SEGMEN DOKUMEN:
------------------------------------------------------------
Neuroplastisitas didefinisikan sebagai kemampuan otak untuk mengubah, merombak dan mengorganisasi ulang untuk kemampuan yang lebih baik dalam beradaptasi di situasi baru. Sambungan atau sinap sistem saraf otak dapat terbentuk dan hilang secara dinamis tergantung pada pengalaman yang dialami (Cajal (1955) dalam Demarin Vida et al., (2016)). Neuroplastisitas ini sudah ada sejak otak kita terbentuk yaitu sejak dalam kandungan, berkembang pesat saat masa kecil dan masih terus ada hingga kita tua. Maka dari itu meskipun klien stroke sudah berumur 50 tahun lebih dia masih mungkin tetap bisa mempelajari kemampuan yang hilang dari memori otaknya meskipun membutuhkan waktu yang tidak sebentar karena stroke recovery merupakan hal yang kompleks.
------------------------------------------------------------
(Data pengenalan struktur dokumen)
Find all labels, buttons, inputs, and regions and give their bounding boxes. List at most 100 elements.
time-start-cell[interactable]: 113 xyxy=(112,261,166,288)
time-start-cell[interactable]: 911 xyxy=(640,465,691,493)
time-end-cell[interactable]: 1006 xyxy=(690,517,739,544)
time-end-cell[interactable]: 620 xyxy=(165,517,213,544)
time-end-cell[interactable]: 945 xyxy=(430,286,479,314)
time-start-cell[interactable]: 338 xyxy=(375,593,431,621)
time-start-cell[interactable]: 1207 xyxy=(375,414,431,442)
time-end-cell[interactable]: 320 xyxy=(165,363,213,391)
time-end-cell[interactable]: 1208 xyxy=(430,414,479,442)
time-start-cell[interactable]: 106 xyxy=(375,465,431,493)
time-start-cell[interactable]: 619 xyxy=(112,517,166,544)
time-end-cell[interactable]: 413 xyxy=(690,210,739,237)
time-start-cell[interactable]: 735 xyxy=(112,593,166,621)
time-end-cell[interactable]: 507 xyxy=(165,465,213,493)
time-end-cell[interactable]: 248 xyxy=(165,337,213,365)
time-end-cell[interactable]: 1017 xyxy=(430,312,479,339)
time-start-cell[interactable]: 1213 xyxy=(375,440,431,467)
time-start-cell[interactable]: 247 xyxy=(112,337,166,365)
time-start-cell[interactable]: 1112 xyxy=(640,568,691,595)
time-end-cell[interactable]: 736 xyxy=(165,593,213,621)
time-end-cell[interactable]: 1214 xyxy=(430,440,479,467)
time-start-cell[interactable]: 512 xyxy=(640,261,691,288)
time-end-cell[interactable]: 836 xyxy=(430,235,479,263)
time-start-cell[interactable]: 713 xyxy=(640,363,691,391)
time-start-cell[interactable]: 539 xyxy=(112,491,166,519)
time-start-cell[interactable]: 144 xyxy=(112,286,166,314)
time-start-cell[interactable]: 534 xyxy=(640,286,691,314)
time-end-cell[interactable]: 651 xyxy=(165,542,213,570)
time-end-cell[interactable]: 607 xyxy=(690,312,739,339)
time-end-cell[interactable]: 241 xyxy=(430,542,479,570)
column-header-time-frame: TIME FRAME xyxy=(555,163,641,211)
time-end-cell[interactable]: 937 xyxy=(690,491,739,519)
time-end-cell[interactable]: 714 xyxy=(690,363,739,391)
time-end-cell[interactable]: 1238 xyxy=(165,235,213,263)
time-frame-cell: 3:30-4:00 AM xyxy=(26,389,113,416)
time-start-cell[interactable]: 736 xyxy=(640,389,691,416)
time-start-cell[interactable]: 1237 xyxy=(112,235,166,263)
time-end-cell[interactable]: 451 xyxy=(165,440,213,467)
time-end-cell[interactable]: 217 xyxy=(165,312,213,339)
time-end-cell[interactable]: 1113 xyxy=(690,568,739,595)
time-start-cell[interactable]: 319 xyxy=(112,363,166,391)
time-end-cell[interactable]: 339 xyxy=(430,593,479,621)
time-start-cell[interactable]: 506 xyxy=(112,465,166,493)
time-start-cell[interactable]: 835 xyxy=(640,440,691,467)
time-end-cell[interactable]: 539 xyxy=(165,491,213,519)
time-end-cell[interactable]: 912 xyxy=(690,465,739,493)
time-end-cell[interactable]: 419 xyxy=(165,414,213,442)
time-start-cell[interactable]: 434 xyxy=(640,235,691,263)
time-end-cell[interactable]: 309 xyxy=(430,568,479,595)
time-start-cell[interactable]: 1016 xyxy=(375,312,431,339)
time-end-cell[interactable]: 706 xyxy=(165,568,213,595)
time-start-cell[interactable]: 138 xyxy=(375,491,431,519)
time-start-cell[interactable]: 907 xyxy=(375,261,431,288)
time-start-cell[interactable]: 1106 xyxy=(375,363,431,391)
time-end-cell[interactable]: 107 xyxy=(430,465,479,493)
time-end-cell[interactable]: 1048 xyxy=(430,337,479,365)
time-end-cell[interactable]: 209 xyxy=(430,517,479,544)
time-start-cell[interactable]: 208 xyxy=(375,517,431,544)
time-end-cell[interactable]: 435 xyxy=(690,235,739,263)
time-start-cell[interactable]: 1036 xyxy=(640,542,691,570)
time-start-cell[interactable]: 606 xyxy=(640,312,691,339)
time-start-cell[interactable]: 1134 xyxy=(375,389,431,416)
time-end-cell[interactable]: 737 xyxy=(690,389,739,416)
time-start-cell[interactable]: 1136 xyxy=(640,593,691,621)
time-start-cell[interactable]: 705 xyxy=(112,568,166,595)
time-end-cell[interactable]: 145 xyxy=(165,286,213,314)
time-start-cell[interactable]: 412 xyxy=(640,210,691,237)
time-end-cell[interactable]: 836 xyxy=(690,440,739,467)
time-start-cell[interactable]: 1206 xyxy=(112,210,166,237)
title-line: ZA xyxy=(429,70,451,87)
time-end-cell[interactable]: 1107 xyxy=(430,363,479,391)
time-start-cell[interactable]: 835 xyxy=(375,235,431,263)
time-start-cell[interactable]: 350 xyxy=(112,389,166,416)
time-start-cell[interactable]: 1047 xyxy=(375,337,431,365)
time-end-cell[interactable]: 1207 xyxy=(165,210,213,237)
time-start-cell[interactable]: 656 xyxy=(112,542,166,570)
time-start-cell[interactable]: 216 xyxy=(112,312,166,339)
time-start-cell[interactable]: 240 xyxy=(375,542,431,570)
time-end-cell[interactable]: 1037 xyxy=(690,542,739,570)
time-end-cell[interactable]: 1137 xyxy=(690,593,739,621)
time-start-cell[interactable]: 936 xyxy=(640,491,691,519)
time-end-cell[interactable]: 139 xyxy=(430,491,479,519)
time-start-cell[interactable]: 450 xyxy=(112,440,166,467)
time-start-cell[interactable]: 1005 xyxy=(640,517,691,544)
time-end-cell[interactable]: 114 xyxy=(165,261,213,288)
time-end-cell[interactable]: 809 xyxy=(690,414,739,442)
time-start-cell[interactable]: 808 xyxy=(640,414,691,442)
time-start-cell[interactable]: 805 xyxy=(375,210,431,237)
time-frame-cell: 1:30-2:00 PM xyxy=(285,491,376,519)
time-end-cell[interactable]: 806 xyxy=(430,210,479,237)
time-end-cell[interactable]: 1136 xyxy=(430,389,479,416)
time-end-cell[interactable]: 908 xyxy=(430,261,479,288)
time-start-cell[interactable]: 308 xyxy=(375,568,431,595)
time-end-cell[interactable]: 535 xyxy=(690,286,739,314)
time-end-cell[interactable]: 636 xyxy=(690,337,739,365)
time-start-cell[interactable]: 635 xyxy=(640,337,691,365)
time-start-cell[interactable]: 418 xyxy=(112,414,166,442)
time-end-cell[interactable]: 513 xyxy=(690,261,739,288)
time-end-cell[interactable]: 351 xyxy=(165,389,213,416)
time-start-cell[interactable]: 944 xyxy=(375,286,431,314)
------------------------------------------------------------
YANG DIMINTA: Kutip seluruh segmen dokumen tentang neuroplastisitas di atas kata demi kata, tanpa perubahan apa pun.

JAWABAN TERTULIS:
Neuroplastisitas didefinisikan sebagai kemampuan otak untuk mengubah, merombak dan mengorganisasi ulang untuk kemampuan yang lebih baik dalam beradaptasi di situasi baru. Sambungan atau sinap sistem saraf otak dapat terbentuk dan hilang secara dinamis tergantung pada pengalaman yang dialami (Cajal (1955) dalam Demarin Vida et al., (2016)). Neuroplastisitas ini sudah ada sejak otak kita terbentuk yaitu sejak dalam kandungan, berkembang pesat saat masa kecil dan masih terus ada hingga kita tua. Maka dari itu meskipun klien stroke sudah berumur 50 tahun lebih dia masih mungkin tetap bisa mempelajari kemampuan yang hilang dari memori otaknya meskipun membutuhkan waktu yang tidak sebentar karena stroke recovery merupakan hal yang kompleks.